# [SHORT EXERCISE]
Pick out the lines containing "name".

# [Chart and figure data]
● ● ●

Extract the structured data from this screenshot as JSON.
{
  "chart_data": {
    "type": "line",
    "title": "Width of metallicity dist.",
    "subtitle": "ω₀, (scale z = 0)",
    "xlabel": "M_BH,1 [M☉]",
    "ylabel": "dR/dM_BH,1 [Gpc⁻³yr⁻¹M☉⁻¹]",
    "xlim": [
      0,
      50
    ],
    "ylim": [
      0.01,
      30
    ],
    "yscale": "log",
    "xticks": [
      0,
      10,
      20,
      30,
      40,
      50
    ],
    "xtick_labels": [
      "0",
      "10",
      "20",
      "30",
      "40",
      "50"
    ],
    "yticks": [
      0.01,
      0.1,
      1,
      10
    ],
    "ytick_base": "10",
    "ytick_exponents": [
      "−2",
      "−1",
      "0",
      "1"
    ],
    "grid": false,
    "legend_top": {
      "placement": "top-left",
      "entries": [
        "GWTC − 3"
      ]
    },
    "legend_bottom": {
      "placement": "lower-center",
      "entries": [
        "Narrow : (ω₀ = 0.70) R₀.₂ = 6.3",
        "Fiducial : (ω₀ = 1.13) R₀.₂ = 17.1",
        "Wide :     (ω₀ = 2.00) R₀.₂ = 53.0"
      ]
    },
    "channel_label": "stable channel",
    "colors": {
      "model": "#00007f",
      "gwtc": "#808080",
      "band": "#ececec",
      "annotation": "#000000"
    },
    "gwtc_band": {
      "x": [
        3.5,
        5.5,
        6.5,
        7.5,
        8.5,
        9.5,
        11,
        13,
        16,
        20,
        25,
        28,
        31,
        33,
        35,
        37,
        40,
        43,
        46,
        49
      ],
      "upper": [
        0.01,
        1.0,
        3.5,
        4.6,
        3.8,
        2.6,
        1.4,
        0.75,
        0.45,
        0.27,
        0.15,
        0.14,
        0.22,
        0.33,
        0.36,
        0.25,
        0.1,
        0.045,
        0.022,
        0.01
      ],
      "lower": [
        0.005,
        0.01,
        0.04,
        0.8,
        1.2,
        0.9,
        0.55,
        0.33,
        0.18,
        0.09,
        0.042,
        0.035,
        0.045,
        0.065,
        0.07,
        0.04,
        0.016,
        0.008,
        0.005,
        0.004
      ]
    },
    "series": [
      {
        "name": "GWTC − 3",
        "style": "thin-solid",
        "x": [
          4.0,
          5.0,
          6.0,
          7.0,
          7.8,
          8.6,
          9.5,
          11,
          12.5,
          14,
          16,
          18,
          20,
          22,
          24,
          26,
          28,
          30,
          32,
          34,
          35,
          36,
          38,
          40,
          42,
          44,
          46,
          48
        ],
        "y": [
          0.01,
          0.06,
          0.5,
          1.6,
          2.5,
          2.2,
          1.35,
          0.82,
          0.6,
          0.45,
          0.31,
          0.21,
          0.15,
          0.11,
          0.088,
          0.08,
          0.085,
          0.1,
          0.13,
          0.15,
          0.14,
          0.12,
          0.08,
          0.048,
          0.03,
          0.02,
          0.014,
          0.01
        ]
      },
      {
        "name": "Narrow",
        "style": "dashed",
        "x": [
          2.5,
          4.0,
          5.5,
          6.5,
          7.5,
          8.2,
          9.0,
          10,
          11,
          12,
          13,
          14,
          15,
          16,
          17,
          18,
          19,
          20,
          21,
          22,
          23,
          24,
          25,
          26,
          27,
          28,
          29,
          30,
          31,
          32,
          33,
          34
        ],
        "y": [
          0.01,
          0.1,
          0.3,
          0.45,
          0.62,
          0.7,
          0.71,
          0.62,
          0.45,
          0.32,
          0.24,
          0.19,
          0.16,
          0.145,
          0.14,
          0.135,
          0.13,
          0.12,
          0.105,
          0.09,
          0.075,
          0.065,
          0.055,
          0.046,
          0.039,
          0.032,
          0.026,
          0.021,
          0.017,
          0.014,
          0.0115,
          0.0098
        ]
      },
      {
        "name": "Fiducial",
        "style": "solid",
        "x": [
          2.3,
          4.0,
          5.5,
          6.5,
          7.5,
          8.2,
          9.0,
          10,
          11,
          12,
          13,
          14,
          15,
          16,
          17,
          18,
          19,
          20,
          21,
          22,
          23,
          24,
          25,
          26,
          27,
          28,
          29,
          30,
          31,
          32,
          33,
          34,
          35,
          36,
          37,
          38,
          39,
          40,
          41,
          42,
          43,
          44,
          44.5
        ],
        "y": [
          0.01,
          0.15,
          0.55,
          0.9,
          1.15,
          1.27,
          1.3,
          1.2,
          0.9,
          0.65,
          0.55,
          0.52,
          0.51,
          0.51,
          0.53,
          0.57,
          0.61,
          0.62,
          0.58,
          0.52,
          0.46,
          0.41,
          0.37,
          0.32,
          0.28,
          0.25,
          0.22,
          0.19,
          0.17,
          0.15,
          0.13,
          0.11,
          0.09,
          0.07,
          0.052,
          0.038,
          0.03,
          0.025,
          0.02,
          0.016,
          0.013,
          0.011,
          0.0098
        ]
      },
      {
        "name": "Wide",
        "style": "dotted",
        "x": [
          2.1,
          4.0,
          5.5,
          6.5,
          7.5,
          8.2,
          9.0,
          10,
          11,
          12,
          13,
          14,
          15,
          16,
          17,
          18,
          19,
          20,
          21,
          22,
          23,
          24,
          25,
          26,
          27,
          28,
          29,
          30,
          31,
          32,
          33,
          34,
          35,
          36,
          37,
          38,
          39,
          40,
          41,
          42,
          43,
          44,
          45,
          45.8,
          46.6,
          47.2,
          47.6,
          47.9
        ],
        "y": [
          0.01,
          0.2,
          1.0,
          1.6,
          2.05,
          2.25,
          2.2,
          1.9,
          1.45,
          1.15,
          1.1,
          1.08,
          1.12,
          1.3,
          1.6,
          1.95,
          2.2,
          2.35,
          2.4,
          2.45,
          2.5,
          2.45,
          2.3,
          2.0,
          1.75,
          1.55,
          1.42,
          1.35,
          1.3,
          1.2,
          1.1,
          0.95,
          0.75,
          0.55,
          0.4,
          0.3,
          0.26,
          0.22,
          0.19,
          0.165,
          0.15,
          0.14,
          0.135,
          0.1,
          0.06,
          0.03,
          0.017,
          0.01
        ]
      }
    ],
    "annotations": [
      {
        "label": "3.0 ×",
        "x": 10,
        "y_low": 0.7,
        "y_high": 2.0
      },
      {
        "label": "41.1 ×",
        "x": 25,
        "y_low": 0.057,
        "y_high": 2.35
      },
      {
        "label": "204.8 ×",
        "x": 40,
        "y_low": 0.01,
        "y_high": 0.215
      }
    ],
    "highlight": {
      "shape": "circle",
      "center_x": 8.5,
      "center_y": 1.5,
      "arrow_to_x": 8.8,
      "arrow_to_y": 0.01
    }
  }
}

● ● ●

# [TASK OUTPUT]
        "name": "GWTC − 3",
        "name": "Narrow",
        "name": "Fiducial",
        "name": "Wide",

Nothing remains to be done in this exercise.